In the review of Trites's study of Twain and Alcott, what do both authors believe public education is?

■ Provided passage:
---
Trites presents her thesis in chapter 2, "The Metaphor of the
Adolescent Reformer: _Adventures of Huckleberry Finn_ and _Little
Women_." Mark Twain changed "boys' books" first in _The Adventures of
Tom Sawyer_ as he depicts a character who is not "good" but is
acceptable in his "badness."  In contrast, through Huck Finn Twain
creates the anti-hero who is not acceptable in any aspect of his
personality and behavior, but who becomes the impetus of change within
the adult society he inhabits. Twain changes the existing
bildungsromane, the "youth-who-needs-to-grow . . . on the path of
maturation that involves his own evolution into the romantic 'notion'
of the self-aware and Other-oriented individual" (41) into Huck whose
"moral crisis . . . is necessitated by a national crisis of morals"
(42). Trites then identifies the continued definition of the adolescent
reform novel for Twain as being "as much about the need for a nation to
mature as it is about a boy's need to mature" (42). Alcott also alters
the bildungsromane in Jo who is "something of a transcendent character,
a self-reliant nonconformist in the best Emersonian tradition . . .
[she] is a character who serves as a metaphor for her culture's need to
change" (50-51). The characters of both Huck and Jo articulate
differing aspects of needed growth for the nation. For her character
Jo, "Alcott's metaphor [identifies] . . . the need for Americans to
develop gender equality, [while] Huckleberry Finn serves as Twain's
metaphor for the need for Americans to outgrow their racism" (50).

Trites also examines the similarities in Twain's and Alcott's views on
philosophy, Christianity, sexuality, psychology. Through epistolary
texts and the published works of each author, Trites traces the
influences of Protestantism and transcendentalism. While each author
had a dislike for one of these two philosophies (Twain for
transcendentalism, Alcott for traditional Protestantism) the
combination of the two ideologies propelled both authors to create the
adolescent reformer who sees the need for change, first in the adult
society, and sometimes within themselves. Additionally, Trites
identifies the shared belief of the two authors that public education
"is the most powerful tool for reform available to the American public"
(70). Trites uses _The Prince and the Pauper_ and _An Old Fashioned
Girl_ respectively to delineate their authors' mutual concerns for
education and its reform.

One additional 'similar difference,' if I may use this oxymoron, is
Twain's and Alcott's individual views on gender and sexuality.
Traditionally, the female's literary genre was designated as the
"domestic" novel, while the male literary genre was the "action" novel.
Trites explains that "both authors have been identified with the
gendered patterns of boys' stories being about adventure and girls'
stories being about family" (112), but she adds that these prescriptive
genderized texts further cause "their ambivalence about writing for
youth" (112).  Despite their shared ambivalence, Trites reiterates,
"Twain and Alcott were instrumental in defining adolescent literature
in the United States as something that assumes youth are interested in
and capable of enacting social change" (113).
---
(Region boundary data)
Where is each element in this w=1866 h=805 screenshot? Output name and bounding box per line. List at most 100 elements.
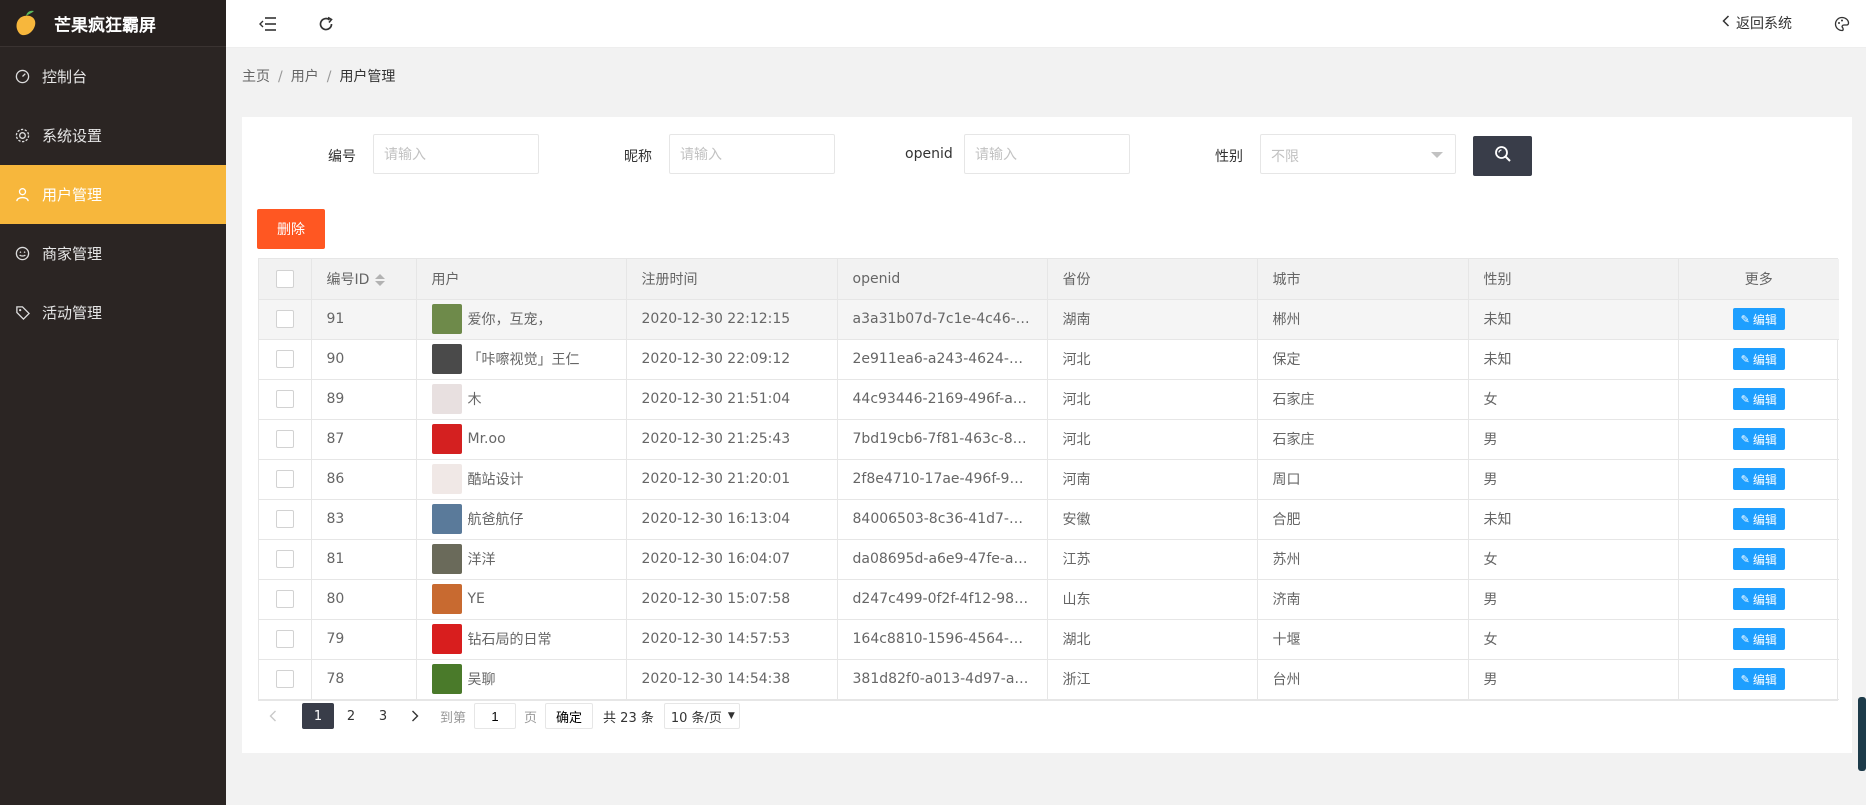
cell-register-time: 2020-12-30 15:07:58 [626,579,838,620]
table-row[interactable]: 89 木 2020-12-30 21:51:04 44c93446-2169-4… [259,379,1839,420]
next-page-button[interactable] [400,703,430,729]
table-row[interactable]: 79 钻石局的日常 2020-12-30 14:57:53 164c8810-1… [259,619,1839,660]
column-header-openid: openid [837,259,1048,300]
edit-button[interactable]: ✎ 编辑 [1732,508,1785,530]
page-button-1[interactable]: 1 [302,703,334,729]
sidebar-item-users[interactable]: 用户管理 [0,165,226,224]
search-button[interactable] [1473,136,1532,176]
sidebar-item-dashboard[interactable]: 控制台 [0,47,226,106]
edit-button[interactable]: ✎ 编辑 [1732,348,1785,370]
row-checkbox[interactable] [275,310,294,328]
edit-button[interactable]: ✎ 编辑 [1732,388,1785,410]
sort-icon[interactable] [375,273,386,287]
cell-openid: a3a31b07d-7c1e-4c46-9a... [837,299,1048,340]
edit-label: 编辑 [1752,312,1777,327]
sidebar-item-activities[interactable]: 活动管理 [0,283,226,342]
cell-more: ✎ 编辑 [1678,619,1839,660]
app-title: 芒果疯狂霸屏 [54,15,156,36]
cell-gender: 男 [1468,419,1679,460]
cell-openid: 44c93446-2169-496f-a6... [837,379,1048,420]
cell-city: 石家庄 [1257,379,1469,420]
palette-icon[interactable] [1830,12,1854,36]
table-row[interactable]: 90 「咔嚓视觉」王仁 2020-12-30 22:09:12 2e911ea6… [259,339,1839,380]
cell-city: 苏州 [1257,539,1469,580]
page-button-3[interactable]: 3 [368,703,398,729]
scroll-handle[interactable] [1858,697,1866,771]
cell-user: 爱你，互宠， [416,299,627,340]
select-all-checkbox[interactable] [275,269,294,288]
sidebar-item-settings[interactable]: 系统设置 [0,106,226,165]
avatar [431,304,462,334]
cell-gender: 女 [1468,539,1679,580]
table-header-row: 编号ID 用户 注册时间 openid 省份 城市 性别 更多 [259,259,1839,300]
cell-province: 湖南 [1047,299,1258,340]
cell-gender: 女 [1468,619,1679,660]
edit-button[interactable]: ✎ 编辑 [1732,588,1785,610]
user-nickname: 吴聊 [467,672,496,688]
user-nickname: 爱你，互宠， [467,312,552,328]
edit-button[interactable]: ✎ 编辑 [1732,308,1785,330]
pencil-icon: ✎ [1740,672,1750,686]
sidebar-nav: 控制台 系统设置 用户管理 商家管理 活动管理 [0,47,226,342]
row-checkbox[interactable] [275,470,294,488]
cell-gender: 女 [1468,379,1679,420]
edit-button[interactable]: ✎ 编辑 [1732,428,1785,450]
goto-page-input[interactable] [474,703,517,729]
cell-openid: 7bd19cb6-7f81-463c-81... [837,419,1048,460]
menu-fold-icon[interactable] [256,12,280,36]
page-size-select[interactable]: 10 条/页 ▼ [663,703,740,729]
column-header-id[interactable]: 编号ID [311,259,417,300]
cell-province: 江苏 [1047,539,1258,580]
openid-filter-input[interactable] [964,134,1130,174]
cell-more: ✎ 编辑 [1678,539,1839,580]
breadcrumb-user[interactable]: 用户 [291,69,319,85]
refresh-icon[interactable] [314,12,338,36]
edit-button[interactable]: ✎ 编辑 [1732,668,1785,690]
chevron-left-icon [269,710,276,722]
user-nickname: 酷站设计 [467,472,524,488]
table-row[interactable]: 91 爱你，互宠， 2020-12-30 22:12:15 a3a31b07d-… [259,299,1839,340]
prev-page-button[interactable] [258,703,288,729]
goto-confirm-button[interactable]: 确定 [545,703,594,729]
table-row[interactable]: 80 YE 2020-12-30 15:07:58 d247c499-0f2f-… [259,579,1839,620]
row-checkbox[interactable] [275,350,294,368]
table-row[interactable]: 86 酷站设计 2020-12-30 21:20:01 2f8e4710-17a… [259,459,1839,500]
cell-id: 87 [311,419,417,460]
sidebar-item-merchants[interactable]: 商家管理 [0,224,226,283]
row-checkbox[interactable] [275,430,294,448]
cell-city: 合肥 [1257,499,1469,540]
cell-register-time: 2020-12-30 22:09:12 [626,339,838,380]
cell-user: 钻石局的日常 [416,619,627,660]
row-checkbox[interactable] [275,630,294,648]
cell-province: 河北 [1047,379,1258,420]
user-nickname: Mr.oo [467,431,506,447]
row-checkbox[interactable] [275,390,294,408]
table-row[interactable]: 87 Mr.oo 2020-12-30 21:25:43 7bd19cb6-7f… [259,419,1839,460]
pencil-icon: ✎ [1740,352,1750,366]
cell-openid: da08695d-a6e9-47fe-a3... [837,539,1048,580]
row-checkbox[interactable] [275,590,294,608]
breadcrumb-home[interactable]: 主页 [242,69,270,85]
search-icon [1494,145,1512,167]
cell-id: 89 [311,379,417,420]
page-button-2[interactable]: 2 [336,703,366,729]
gender-filter-select[interactable]: 不限 [1260,134,1456,174]
cell-register-time: 2020-12-30 14:57:53 [626,619,838,660]
sidebar-item-label: 控制台 [42,68,88,86]
nickname-filter-input[interactable] [669,134,835,174]
table-row[interactable]: 81 洋洋 2020-12-30 16:04:07 da08695d-a6e9-… [259,539,1839,580]
gender-filter-label: 性别 [1215,149,1243,165]
row-checkbox[interactable] [275,670,294,688]
back-to-system-link[interactable]: 返回系统 [1722,13,1792,33]
edit-button[interactable]: ✎ 编辑 [1732,628,1785,650]
cell-gender: 男 [1468,459,1679,500]
table-row[interactable]: 78 吴聊 2020-12-30 14:54:38 381d82f0-a013-… [259,659,1839,700]
edit-button[interactable]: ✎ 编辑 [1732,548,1785,570]
table-row[interactable]: 83 航爸航仔 2020-12-30 16:13:04 84006503-8c3… [259,499,1839,540]
delete-button[interactable]: 删除 [257,209,325,249]
cell-province: 山东 [1047,579,1258,620]
row-checkbox[interactable] [275,510,294,528]
row-checkbox[interactable] [275,550,294,568]
edit-button[interactable]: ✎ 编辑 [1732,468,1785,490]
id-filter-input[interactable] [373,134,539,174]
---
■ Answer to this exercise:
The most powerful tool for reform available to the American public.